(Extracted data entries)

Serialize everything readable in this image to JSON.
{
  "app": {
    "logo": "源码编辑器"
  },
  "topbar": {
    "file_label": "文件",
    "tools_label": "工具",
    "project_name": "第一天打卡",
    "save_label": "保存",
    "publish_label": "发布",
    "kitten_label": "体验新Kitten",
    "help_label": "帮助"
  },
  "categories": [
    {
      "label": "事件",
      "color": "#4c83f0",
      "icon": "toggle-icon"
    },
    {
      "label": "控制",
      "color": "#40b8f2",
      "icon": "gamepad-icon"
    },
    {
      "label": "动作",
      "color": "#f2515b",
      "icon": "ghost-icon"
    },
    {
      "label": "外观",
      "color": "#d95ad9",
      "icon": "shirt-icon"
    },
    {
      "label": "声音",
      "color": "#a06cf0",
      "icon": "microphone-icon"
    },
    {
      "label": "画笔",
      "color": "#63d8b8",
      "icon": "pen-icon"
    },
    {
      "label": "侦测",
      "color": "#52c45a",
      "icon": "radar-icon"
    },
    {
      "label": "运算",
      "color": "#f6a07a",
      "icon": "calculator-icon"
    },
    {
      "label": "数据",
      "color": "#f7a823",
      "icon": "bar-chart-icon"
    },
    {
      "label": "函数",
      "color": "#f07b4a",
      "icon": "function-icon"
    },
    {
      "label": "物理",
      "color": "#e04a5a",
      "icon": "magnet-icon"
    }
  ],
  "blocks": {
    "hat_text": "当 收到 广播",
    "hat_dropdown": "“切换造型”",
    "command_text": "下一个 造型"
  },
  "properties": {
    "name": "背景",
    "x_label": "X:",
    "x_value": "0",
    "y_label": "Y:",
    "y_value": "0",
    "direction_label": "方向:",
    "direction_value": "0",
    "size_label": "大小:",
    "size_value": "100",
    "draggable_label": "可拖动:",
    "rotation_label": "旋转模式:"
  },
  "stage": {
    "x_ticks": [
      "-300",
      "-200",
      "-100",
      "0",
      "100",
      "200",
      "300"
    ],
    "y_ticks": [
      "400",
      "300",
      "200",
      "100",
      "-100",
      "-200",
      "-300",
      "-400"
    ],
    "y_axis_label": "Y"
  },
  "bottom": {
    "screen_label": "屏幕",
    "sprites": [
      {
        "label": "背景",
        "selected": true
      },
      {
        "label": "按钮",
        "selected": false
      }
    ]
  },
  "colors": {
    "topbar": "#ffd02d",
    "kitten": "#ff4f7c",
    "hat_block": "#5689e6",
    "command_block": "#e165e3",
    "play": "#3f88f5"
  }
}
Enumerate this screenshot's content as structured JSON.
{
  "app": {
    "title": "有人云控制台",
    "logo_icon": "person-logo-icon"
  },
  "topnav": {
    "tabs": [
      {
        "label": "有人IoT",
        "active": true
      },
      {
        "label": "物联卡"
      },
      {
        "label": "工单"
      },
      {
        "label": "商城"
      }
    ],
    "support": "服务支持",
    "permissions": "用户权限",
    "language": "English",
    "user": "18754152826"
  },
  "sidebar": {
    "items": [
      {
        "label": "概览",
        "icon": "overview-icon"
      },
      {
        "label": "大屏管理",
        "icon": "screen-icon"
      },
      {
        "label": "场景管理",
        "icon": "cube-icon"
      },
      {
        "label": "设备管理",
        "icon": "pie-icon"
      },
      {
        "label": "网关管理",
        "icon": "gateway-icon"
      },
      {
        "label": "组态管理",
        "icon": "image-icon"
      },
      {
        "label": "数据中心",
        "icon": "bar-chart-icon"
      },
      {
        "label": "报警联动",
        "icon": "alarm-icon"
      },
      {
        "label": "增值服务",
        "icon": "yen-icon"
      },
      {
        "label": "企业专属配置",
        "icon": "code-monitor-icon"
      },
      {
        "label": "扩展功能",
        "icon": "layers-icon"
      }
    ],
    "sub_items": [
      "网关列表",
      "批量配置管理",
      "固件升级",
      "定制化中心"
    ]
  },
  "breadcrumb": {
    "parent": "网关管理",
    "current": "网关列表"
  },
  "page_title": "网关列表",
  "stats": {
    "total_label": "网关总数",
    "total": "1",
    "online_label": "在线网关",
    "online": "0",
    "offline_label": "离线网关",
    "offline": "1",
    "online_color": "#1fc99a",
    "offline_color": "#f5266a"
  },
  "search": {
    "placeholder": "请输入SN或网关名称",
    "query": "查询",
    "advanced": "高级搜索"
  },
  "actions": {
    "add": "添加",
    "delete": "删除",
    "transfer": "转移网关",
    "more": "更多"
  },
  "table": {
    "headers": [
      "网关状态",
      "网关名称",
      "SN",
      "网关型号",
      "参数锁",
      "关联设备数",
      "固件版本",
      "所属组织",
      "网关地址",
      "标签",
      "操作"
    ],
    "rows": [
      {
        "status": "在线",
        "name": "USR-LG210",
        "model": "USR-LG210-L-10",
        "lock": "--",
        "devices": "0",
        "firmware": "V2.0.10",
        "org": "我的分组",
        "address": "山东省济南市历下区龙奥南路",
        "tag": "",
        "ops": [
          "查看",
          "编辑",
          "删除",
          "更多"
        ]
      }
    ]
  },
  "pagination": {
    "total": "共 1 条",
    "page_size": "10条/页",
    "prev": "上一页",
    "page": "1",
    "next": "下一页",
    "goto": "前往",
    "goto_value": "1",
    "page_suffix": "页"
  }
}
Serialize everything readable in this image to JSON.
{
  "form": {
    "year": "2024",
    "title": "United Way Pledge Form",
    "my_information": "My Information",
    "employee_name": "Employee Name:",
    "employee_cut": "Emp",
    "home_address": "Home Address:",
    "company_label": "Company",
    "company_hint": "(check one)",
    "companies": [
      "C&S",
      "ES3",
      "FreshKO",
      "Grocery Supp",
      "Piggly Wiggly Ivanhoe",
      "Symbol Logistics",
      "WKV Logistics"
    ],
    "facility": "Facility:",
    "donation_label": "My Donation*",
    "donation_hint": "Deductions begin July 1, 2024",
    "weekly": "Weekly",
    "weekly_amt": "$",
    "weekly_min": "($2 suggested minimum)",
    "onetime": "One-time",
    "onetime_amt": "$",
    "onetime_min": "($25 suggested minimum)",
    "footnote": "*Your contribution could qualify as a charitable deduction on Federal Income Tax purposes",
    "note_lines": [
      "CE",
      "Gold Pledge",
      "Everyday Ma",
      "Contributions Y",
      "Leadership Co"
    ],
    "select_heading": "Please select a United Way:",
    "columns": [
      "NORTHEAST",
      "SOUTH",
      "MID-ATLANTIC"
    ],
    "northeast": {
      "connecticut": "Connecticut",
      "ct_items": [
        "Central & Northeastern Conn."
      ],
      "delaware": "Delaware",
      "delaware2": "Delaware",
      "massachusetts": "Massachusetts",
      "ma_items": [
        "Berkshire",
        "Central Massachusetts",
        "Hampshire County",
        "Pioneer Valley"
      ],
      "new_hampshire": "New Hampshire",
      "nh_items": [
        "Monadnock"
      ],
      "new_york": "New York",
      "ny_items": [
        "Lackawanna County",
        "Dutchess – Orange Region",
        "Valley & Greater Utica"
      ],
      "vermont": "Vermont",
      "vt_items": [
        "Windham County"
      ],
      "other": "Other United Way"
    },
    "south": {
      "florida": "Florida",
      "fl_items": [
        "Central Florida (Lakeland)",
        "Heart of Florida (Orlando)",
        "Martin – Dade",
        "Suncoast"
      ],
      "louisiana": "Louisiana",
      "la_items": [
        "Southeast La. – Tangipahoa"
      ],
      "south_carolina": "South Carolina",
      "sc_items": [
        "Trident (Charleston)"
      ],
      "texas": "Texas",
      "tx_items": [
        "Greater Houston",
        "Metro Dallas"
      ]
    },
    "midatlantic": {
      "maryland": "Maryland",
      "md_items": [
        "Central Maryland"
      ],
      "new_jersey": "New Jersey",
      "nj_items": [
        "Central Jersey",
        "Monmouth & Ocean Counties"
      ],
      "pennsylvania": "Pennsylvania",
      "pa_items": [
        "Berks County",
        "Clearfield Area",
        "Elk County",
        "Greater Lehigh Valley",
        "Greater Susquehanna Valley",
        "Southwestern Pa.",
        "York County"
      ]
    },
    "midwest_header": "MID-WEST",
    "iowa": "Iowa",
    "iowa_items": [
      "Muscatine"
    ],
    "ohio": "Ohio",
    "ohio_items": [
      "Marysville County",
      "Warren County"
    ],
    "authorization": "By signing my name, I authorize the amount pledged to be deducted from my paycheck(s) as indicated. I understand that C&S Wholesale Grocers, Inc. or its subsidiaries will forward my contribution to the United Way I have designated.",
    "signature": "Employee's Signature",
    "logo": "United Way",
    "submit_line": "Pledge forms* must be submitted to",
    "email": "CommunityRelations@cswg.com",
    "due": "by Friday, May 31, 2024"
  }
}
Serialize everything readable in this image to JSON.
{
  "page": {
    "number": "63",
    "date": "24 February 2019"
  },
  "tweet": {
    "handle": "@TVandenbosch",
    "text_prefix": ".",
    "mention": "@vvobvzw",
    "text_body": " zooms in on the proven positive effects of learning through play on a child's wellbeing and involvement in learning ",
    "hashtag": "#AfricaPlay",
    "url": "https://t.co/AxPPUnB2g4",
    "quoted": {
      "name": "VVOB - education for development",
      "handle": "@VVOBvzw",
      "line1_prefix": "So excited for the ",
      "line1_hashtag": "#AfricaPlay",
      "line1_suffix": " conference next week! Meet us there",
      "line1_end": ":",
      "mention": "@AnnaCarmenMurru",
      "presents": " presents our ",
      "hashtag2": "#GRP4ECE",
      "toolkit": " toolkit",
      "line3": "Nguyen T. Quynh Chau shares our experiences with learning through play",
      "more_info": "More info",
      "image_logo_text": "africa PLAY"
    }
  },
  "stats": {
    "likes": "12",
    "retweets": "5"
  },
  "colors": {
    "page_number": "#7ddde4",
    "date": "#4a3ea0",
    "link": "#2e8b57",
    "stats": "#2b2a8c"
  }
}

◆ **Problem to solve**
Copy every line from the entries that contains the word "Florida".

◆ **Expected answer**
      "florida": "Florida",
        "Central Florida (Lakeland)",
        "Heart of Florida (Orlando)",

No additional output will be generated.